Data items
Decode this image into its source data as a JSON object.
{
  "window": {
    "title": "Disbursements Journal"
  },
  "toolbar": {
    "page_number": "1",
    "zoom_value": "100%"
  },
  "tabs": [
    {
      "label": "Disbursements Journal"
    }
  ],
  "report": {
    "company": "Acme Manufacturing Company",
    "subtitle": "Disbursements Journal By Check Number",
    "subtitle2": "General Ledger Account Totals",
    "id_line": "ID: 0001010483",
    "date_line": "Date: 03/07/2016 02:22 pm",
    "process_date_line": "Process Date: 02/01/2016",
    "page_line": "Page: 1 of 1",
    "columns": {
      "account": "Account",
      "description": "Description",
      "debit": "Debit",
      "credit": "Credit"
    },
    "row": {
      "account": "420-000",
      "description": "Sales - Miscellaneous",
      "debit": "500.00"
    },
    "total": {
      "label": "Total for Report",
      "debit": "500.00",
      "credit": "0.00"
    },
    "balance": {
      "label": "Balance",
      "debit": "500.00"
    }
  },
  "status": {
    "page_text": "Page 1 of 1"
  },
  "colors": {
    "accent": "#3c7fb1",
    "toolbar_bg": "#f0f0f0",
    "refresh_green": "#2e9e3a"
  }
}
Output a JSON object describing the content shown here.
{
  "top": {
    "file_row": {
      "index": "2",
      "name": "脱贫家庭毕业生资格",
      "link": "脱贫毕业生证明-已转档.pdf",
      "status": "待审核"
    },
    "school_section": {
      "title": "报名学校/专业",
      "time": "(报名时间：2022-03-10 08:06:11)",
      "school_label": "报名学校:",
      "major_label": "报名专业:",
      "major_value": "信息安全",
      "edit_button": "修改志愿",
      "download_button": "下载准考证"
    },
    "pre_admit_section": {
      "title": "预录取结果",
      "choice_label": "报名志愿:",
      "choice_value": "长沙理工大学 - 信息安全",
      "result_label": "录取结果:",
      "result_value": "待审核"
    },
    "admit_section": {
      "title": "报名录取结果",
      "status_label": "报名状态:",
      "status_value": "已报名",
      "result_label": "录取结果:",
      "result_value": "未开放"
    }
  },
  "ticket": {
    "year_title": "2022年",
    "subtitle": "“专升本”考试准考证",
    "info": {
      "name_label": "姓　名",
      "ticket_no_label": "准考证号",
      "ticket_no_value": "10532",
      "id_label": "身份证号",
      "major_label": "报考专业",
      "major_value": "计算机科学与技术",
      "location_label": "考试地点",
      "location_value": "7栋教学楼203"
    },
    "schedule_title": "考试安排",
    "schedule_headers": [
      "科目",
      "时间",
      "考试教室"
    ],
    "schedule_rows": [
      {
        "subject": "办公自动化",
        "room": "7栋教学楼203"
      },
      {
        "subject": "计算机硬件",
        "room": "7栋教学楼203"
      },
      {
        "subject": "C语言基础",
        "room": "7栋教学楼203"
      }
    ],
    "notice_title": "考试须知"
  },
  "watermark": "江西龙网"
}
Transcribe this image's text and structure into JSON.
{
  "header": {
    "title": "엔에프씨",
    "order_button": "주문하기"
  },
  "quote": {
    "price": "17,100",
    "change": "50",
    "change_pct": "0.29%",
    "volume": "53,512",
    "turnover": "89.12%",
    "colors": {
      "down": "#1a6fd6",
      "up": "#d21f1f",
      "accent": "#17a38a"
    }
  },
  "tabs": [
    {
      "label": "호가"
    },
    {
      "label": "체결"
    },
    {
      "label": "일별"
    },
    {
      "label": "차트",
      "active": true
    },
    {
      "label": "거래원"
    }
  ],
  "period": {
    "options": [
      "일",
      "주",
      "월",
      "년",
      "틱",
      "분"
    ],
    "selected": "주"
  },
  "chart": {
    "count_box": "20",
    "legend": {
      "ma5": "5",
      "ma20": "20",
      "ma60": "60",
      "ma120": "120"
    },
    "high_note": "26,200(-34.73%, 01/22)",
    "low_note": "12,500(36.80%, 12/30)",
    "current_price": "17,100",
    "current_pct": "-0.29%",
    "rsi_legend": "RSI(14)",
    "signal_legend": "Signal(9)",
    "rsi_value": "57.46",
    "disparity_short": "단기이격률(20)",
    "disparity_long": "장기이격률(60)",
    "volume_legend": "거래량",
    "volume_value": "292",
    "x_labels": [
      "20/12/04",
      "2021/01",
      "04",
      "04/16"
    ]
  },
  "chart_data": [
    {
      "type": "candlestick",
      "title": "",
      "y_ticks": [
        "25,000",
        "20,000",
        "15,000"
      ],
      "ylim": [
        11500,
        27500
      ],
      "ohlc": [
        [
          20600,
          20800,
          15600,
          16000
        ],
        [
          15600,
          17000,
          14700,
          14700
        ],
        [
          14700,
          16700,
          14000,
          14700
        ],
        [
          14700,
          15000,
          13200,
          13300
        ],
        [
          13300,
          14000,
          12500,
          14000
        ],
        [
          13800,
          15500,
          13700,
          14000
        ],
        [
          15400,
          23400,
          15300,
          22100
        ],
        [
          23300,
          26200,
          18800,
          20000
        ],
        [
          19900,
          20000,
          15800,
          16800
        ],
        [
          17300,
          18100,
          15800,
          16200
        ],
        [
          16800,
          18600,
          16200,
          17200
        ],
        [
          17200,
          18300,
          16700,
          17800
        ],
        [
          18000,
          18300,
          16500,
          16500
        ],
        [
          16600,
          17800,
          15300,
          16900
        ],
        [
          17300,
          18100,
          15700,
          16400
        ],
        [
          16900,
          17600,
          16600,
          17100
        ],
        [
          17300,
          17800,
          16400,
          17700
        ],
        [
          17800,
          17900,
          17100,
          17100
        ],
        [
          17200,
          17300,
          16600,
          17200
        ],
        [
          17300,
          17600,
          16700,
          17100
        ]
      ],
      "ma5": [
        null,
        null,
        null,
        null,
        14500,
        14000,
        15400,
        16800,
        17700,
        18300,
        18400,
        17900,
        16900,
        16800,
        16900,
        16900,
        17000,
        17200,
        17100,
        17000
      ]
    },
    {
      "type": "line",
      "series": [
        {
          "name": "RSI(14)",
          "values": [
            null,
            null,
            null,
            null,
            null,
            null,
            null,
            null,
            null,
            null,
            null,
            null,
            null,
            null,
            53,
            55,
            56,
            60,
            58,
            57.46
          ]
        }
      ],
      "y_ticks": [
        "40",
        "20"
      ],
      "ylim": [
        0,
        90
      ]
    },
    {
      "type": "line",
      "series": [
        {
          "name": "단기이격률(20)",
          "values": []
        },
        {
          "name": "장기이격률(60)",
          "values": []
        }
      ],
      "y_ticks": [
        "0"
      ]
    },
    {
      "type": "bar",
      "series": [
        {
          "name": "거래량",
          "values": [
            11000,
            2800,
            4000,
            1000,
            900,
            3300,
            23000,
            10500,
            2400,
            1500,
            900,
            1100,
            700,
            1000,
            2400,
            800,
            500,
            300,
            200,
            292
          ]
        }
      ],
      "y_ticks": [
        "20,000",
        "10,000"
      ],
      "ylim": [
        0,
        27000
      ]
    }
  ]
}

--

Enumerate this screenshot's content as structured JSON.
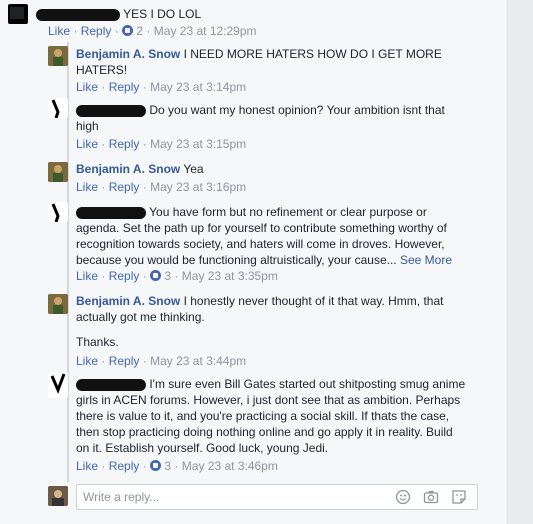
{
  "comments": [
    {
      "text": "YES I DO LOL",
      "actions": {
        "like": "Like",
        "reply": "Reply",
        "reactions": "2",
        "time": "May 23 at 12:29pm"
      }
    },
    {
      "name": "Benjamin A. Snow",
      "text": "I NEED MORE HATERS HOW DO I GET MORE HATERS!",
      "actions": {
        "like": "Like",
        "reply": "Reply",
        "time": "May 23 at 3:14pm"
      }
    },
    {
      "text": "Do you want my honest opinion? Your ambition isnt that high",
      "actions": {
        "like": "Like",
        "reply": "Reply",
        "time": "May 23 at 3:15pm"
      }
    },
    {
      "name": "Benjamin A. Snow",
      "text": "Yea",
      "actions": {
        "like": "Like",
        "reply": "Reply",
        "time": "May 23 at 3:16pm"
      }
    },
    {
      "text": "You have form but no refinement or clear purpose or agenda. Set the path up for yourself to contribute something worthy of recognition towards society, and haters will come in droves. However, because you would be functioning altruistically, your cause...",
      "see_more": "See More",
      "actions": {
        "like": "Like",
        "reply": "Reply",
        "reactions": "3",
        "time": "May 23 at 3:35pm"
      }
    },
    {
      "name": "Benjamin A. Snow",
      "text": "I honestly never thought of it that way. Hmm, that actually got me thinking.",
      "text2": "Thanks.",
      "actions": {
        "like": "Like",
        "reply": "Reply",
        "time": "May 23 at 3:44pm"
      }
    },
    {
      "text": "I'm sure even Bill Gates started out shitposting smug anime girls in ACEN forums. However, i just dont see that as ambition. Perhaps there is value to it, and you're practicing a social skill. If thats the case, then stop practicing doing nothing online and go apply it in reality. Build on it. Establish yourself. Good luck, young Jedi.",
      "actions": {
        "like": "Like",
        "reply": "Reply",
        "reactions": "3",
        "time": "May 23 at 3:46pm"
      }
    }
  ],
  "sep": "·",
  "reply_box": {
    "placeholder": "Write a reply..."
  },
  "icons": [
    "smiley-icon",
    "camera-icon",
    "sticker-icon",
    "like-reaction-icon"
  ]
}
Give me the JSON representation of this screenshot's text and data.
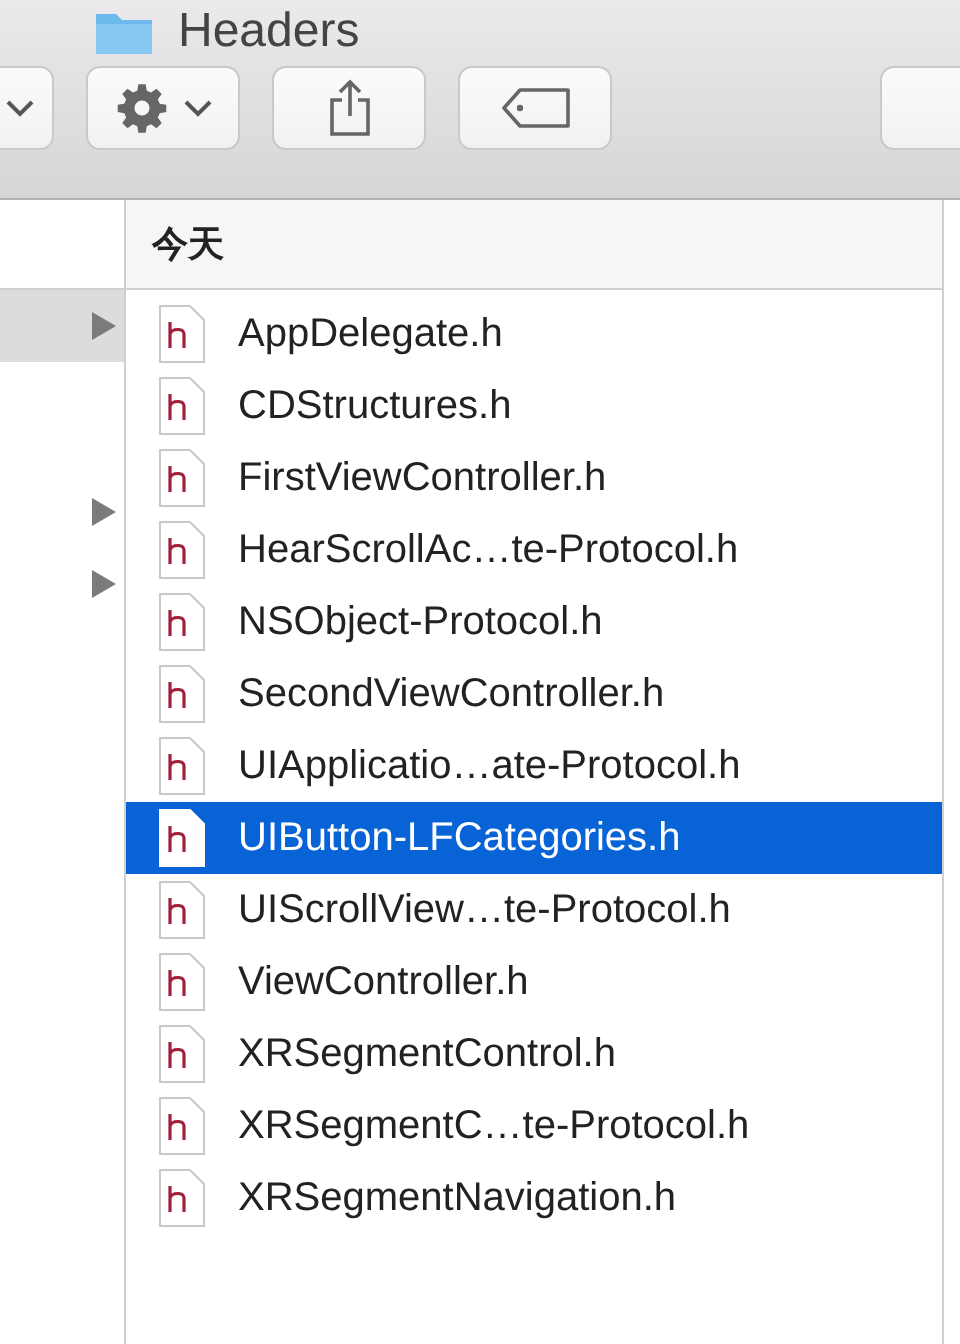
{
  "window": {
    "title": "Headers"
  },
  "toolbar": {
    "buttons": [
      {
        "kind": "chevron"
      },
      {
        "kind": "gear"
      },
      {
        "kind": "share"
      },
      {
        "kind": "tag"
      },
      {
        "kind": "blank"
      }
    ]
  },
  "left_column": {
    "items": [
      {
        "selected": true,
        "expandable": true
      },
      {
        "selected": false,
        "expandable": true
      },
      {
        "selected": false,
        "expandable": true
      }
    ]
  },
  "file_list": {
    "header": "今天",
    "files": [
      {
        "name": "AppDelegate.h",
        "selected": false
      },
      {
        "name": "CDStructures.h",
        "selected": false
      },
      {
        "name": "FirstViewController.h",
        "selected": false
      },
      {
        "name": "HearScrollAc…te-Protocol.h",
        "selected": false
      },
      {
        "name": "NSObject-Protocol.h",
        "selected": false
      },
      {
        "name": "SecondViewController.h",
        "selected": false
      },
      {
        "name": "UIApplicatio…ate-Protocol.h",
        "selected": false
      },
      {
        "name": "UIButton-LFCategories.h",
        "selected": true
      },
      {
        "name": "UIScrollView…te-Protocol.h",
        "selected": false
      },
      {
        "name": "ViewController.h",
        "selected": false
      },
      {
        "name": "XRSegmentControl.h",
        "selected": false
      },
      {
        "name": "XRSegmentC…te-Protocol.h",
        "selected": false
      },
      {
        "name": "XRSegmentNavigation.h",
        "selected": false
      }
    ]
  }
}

■ **Task instructions**: Go through the lines above. Select every one that has the string "JSON".

■ **Answer in full**:
Decode this image into its source data as a JSON object.
Output a JSON object describing the content shown here.
Transcribe this image's text and structure into JSON.
Enumerate this screenshot's content as structured JSON.
Give me the JSON representation of this screenshot's text and data.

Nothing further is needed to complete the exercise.